__Excerpt provided__:
+---+

She was the first author of any kind I’d heard describe her work this way. I was curious if she had a formula, which many genre writers I knew did. I mentioned I’d talked to another romance writer who’d told me, to my surprise, that the man is always the most important character in the romance. He had to be a believable object of desire for the reader.
“Sort of,” she said. “That’s part of it. The main thing, though, is how the man feels about the woman. He has to want her. Like, really want her. Like . . .” She glanced around and lowered her voice. “Basically, he can’t get it up for anyone but her.”
“Really? That’s the dream?”
She nodded and smiled. “That’s it. That’s always it.”
I drifted away from her, thinking about women and men and desire. I felt just a little contemptuous of these women who dreamed of men wanting them in this way. It seemed pathetic, but then I remembered my various fantasies of women and success and wealth and how they were always meant to satisfy what felt unmet in my own life. I glanced around at the crowded room, filled with writers and agents and editors. The unpublished writers were hoping to get the agents’ and editors’ attention, and the agents and editors were doing their level best not to make eye contact with anyone they didn’t recognize.
It was like a weird meat market, and I wanted out of there. I finished my wine and headed up to my hotel room. I loved being at writer’s conferences, loved teaching and talking to other writers, but I hated when that old craving got stirred up in me. It doesn’t matter if it’s sex or success, the craving is always for something outside of me, something I don’t just have. I used to think it was romantic–the yearning, the desire, Gatsby standing on his dock reaching for the green light. As a young man I saw myself as a romantic, someone who believed in more than the dry, dull, grinding struggle to survive. That yearning kept me interested, reminded me that life was about something you could not touch but knew just the same.

+---+

__Provided information__:
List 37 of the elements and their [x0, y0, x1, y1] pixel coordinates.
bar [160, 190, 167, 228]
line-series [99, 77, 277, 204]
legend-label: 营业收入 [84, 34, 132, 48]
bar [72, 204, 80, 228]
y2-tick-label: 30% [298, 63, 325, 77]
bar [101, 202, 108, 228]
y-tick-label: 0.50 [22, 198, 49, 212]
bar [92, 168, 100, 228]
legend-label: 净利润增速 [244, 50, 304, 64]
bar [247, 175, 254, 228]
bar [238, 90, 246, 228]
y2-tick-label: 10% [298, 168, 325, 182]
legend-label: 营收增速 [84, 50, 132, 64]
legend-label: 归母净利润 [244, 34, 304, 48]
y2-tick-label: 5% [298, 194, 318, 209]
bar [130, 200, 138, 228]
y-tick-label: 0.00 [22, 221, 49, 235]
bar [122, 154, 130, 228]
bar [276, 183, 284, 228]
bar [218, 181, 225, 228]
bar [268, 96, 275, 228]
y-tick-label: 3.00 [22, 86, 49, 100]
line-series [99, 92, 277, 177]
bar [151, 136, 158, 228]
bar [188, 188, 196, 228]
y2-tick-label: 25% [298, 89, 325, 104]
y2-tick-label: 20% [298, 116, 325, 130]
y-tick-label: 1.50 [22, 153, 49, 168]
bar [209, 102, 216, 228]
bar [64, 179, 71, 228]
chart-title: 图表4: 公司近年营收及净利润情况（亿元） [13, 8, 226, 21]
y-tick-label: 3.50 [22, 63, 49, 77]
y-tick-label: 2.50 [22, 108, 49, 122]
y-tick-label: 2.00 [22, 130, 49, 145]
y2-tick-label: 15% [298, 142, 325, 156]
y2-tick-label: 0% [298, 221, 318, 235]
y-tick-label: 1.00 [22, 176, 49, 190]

+---+

__Task description__:
Pick up the writer's-conference passage after its last sentence and carry it forward.

__Answer__:
I was married now, and happily so. I’d had some success as well, and yet the craving would still come over me just the same. I’d grown to distrust it. Where once it kept me interested, now it felt like an addiction. I flipped on the TV but couldn’t find anything to watch. I thought of the class I’d taught that day. I don’t usually teach my students how to write; I just remind them that they can write. It’s easy to forget.
I thought of how much I loved the students, all of whom that afternoon had been women. I loved their writer’s vulnerability, their questions about themselves and their work and their voice and their value that they’d brought to the conference and the class. I loved them for what they feared they didn’t have. It was so beautiful, like someone holding a bright candle and asking, “Is this really burning? Can you see it too?” I got to be the one to say, “Yes, I can see it clear as I see you.”
I turned off the TV and climbed out of bed to switch off the bathroom light. Easier to see that light it in others than in yourself, I knew. When I saw it in others, I felt it in myself, and there was no doubting it at that moment. The value of love, of life, of just being here on the planet was as real as what you could touch. But to know love standing still, alone, in the dark, with no reason for it other than itself, that ended off all the craving and the beginning of all creation.